- What you have to do -
Take the material and output all of it exactly.

- Rows -

· · ·

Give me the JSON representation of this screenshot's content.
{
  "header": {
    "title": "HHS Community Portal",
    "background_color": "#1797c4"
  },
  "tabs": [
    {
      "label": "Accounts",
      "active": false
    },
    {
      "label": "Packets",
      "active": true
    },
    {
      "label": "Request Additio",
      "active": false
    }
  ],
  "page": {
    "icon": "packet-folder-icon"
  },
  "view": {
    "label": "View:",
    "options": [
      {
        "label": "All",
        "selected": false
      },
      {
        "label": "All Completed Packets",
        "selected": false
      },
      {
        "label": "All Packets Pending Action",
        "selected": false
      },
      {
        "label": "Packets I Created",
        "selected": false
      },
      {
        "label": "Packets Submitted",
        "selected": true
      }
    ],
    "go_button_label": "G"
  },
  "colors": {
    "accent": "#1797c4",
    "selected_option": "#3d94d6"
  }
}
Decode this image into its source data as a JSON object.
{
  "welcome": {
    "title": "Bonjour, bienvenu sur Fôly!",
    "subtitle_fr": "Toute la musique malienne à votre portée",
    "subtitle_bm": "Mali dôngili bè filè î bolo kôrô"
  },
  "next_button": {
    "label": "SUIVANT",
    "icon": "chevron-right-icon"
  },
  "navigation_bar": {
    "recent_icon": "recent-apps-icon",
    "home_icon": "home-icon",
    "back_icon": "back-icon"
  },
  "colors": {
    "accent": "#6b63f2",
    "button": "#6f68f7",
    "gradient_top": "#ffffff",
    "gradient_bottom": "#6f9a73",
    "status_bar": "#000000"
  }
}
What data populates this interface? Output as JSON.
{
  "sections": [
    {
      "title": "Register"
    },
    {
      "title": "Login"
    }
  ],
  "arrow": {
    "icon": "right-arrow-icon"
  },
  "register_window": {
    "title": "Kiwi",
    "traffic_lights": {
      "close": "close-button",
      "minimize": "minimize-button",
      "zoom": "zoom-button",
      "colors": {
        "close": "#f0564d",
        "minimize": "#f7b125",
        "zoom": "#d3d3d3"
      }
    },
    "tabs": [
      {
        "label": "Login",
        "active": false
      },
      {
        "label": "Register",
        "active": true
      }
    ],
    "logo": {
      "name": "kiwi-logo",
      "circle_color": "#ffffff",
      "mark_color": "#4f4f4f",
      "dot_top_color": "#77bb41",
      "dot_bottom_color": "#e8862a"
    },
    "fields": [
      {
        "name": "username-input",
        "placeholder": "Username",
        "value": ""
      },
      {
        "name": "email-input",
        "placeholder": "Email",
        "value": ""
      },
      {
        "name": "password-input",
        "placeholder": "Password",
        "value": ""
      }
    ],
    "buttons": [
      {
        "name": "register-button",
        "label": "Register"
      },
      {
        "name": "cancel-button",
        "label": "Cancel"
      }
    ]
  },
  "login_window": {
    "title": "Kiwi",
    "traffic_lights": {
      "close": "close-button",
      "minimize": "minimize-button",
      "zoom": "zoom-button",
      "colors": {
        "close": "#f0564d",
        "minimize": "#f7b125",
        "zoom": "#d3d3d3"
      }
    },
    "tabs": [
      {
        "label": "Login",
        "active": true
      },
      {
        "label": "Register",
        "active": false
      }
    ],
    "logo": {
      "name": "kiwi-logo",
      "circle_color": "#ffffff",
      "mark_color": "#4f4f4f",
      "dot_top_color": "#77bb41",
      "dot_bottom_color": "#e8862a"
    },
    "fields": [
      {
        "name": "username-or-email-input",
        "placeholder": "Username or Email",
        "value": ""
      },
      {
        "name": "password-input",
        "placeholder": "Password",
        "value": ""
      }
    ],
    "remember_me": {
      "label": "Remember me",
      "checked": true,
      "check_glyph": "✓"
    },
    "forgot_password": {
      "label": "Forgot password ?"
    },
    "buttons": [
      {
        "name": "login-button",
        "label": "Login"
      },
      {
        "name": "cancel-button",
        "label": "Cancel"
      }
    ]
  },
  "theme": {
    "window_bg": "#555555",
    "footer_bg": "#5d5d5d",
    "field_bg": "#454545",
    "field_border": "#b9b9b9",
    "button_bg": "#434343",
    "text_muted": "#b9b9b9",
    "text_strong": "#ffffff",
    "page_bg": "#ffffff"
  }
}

· · ·

- Written answer -
Give me the JSON representation of this screenshot's content.
{
  "header": {
    "title": "HHS Community Portal",
    "background_color": "#1797c4"
  },
  "tabs": [
    {
      "label": "Accounts",
      "active": false
    },
    {
      "label": "Packets",
      "active": true
    },
    {
      "label": "Request Additio",
      "active": false
    }
  ],
  "page": {
    "icon": "packet-folder-icon"
  },
  "view": {
    "label": "View:",
    "options": [
      {
        "label": "All",
        "selected": false
      },
      {
        "label": "All Completed Packets",
        "selected": false
      },
      {
        "label": "All Packets Pending Action",
        "selected": false
      },
      {
        "label": "Packets I Created",
        "selected": false
      },
      {
        "label": "Packets Submitted",
        "selected": true
      }
    ],
    "go_button_label": "G"
  },
  "colors": {
    "accent": "#1797c4",
    "selected_option": "#3d94d6"
  }
}
Decode this image into its source data as a JSON object.
{
  "welcome": {
    "title": "Bonjour, bienvenu sur Fôly!",
    "subtitle_fr": "Toute la musique malienne à votre portée",
    "subtitle_bm": "Mali dôngili bè filè î bolo kôrô"
  },
  "next_button": {
    "label": "SUIVANT",
    "icon": "chevron-right-icon"
  },
  "navigation_bar": {
    "recent_icon": "recent-apps-icon",
    "home_icon": "home-icon",
    "back_icon": "back-icon"
  },
  "colors": {
    "accent": "#6b63f2",
    "button": "#6f68f7",
    "gradient_top": "#ffffff",
    "gradient_bottom": "#6f9a73",
    "status_bar": "#000000"
  }
}
What data populates this interface? Output as JSON.
{
  "sections": [
    {
      "title": "Register"
    },
    {
      "title": "Login"
    }
  ],
  "arrow": {
    "icon": "right-arrow-icon"
  },
  "register_window": {
    "title": "Kiwi",
    "traffic_lights": {
      "close": "close-button",
      "minimize": "minimize-button",
      "zoom": "zoom-button",
      "colors": {
        "close": "#f0564d",
        "minimize": "#f7b125",
        "zoom": "#d3d3d3"
      }
    },
    "tabs": [
      {
        "label": "Login",
        "active": false
      },
      {
        "label": "Register",
        "active": true
      }
    ],
    "logo": {
      "name": "kiwi-logo",
      "circle_color": "#ffffff",
      "mark_color": "#4f4f4f",
      "dot_top_color": "#77bb41",
      "dot_bottom_color": "#e8862a"
    },
    "fields": [
      {
        "name": "username-input",
        "placeholder": "Username",
        "value": ""
      },
      {
        "name": "email-input",
        "placeholder": "Email",
        "value": ""
      },
      {
        "name": "password-input",
        "placeholder": "Password",
        "value": ""
      }
    ],
    "buttons": [
      {
        "name": "register-button",
        "label": "Register"
      },
      {
        "name": "cancel-button",
        "label": "Cancel"
      }
    ]
  },
  "login_window": {
    "title": "Kiwi",
    "traffic_lights": {
      "close": "close-button",
      "minimize": "minimize-button",
      "zoom": "zoom-button",
      "colors": {
        "close": "#f0564d",
        "minimize": "#f7b125",
        "zoom": "#d3d3d3"
      }
    },
    "tabs": [
      {
        "label": "Login",
        "active": true
      },
      {
        "label": "Register",
        "active": false
      }
    ],
    "logo": {
      "name": "kiwi-logo",
      "circle_color": "#ffffff",
      "mark_color": "#4f4f4f",
      "dot_top_color": "#77bb41",
      "dot_bottom_color": "#e8862a"
    },
    "fields": [
      {
        "name": "username-or-email-input",
        "placeholder": "Username or Email",
        "value": ""
      },
      {
        "name": "password-input",
        "placeholder": "Password",
        "value": ""
      }
    ],
    "remember_me": {
      "label": "Remember me",
      "checked": true,
      "check_glyph": "✓"
    },
    "forgot_password": {
      "label": "Forgot password ?"
    },
    "buttons": [
      {
        "name": "login-button",
        "label": "Login"
      },
      {
        "name": "cancel-button",
        "label": "Cancel"
      }
    ]
  },
  "theme": {
    "window_bg": "#555555",
    "footer_bg": "#5d5d5d",
    "field_bg": "#454545",
    "field_border": "#b9b9b9",
    "button_bg": "#434343",
    "text_muted": "#b9b9b9",
    "text_strong": "#ffffff",
    "page_bg": "#ffffff"
  }
}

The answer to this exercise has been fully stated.